▸ PROBLEM DETAILS
Tally how many lines of these entries hold the string "rock". Return the number alone.

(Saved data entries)
========================================
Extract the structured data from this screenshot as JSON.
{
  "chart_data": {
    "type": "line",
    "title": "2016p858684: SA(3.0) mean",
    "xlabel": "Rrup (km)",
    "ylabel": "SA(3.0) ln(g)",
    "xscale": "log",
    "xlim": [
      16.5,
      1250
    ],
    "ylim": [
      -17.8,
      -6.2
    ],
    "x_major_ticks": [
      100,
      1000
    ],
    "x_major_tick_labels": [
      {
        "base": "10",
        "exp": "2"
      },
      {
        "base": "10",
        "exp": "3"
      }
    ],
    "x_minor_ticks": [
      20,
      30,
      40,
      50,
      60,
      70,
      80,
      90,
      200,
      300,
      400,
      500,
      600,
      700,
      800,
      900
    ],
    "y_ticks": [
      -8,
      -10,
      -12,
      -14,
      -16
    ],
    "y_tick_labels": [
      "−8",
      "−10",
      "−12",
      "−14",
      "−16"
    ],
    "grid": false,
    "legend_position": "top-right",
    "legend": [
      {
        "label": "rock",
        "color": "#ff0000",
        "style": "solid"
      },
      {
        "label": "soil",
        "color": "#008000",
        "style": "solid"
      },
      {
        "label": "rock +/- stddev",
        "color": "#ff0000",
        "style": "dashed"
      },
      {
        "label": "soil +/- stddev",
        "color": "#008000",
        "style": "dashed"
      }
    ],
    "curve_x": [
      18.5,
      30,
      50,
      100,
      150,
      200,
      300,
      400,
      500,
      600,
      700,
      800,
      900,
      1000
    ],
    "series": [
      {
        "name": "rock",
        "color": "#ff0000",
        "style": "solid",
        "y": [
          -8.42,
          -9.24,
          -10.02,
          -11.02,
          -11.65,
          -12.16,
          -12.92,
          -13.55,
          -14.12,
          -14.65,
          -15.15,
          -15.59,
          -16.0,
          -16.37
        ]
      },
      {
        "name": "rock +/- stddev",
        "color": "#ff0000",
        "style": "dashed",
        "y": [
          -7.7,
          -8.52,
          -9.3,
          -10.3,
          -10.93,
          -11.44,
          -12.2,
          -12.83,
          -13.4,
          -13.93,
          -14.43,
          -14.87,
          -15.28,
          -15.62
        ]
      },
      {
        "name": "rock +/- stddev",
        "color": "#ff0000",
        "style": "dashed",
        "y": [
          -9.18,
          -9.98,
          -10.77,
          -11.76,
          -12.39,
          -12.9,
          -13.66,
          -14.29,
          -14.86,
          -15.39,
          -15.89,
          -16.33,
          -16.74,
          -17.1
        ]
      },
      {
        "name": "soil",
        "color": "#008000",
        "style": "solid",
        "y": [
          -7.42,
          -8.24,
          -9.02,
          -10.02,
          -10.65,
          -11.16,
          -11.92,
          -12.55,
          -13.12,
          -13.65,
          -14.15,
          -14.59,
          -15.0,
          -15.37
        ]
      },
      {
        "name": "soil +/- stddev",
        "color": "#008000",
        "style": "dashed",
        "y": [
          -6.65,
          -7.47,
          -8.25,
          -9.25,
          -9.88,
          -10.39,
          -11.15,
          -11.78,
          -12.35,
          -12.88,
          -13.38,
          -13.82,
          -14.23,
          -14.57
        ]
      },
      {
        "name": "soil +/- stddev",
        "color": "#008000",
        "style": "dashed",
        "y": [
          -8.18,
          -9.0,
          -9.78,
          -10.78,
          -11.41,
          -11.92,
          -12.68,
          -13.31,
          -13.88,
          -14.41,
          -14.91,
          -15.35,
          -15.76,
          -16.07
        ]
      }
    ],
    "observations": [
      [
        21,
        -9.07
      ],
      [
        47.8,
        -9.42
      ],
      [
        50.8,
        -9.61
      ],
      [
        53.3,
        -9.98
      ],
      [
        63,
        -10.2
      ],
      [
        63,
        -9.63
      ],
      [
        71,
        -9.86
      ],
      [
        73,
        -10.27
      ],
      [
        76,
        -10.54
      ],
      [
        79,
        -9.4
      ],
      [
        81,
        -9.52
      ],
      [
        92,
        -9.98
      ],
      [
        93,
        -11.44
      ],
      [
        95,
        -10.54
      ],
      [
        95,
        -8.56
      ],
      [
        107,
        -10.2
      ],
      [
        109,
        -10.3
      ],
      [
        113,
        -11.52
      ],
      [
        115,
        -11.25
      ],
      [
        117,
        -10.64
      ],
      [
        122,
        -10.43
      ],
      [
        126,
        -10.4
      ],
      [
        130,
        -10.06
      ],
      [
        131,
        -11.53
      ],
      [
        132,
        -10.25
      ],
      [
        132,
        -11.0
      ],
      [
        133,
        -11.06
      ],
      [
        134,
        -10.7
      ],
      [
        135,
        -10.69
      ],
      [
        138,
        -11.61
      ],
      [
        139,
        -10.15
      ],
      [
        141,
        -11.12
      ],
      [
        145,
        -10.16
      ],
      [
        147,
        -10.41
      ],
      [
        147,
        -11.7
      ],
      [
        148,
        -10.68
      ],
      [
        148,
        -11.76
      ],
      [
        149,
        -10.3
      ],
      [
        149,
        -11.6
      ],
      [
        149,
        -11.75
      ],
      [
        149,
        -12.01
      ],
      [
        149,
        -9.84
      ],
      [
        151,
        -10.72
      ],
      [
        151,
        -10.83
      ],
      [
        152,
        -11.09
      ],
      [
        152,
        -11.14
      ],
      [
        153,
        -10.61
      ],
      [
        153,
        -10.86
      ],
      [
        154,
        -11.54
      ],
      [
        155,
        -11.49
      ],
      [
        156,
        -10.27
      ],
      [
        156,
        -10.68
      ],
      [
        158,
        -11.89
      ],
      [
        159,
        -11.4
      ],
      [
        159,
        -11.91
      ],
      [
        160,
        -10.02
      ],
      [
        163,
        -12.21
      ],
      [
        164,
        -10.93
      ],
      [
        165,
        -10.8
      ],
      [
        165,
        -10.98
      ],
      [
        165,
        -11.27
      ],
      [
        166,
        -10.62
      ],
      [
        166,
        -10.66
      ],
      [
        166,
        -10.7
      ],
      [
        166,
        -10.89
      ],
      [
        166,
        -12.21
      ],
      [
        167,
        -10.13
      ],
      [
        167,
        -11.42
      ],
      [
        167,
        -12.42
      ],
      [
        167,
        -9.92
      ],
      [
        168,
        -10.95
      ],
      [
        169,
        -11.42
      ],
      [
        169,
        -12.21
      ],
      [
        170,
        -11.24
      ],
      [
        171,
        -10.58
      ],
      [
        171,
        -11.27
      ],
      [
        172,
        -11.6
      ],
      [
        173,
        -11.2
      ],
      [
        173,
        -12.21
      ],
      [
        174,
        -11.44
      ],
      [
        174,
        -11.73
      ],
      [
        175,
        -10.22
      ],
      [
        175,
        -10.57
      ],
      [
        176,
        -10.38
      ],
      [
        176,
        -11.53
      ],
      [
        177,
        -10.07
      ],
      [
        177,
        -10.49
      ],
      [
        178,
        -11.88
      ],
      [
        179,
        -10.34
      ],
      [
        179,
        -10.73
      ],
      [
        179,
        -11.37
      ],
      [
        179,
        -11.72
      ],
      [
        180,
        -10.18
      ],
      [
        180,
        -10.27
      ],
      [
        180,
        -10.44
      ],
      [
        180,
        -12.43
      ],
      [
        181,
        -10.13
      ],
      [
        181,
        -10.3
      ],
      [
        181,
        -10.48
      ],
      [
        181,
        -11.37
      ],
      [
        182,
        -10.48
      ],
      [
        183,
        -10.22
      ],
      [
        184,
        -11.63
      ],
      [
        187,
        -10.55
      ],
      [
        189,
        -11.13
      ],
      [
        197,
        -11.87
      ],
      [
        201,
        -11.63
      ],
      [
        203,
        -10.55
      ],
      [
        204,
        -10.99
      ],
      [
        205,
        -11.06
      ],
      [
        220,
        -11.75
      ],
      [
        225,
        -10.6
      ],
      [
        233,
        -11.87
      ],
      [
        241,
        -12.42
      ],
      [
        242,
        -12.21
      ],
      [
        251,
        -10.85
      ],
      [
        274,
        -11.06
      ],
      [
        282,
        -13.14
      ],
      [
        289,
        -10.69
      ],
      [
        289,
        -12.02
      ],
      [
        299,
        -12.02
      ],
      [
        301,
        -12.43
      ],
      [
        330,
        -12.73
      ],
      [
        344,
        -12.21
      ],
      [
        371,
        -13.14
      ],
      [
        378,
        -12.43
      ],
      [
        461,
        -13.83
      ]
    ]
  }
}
========================================
▸ EXERCISE ANSWER
5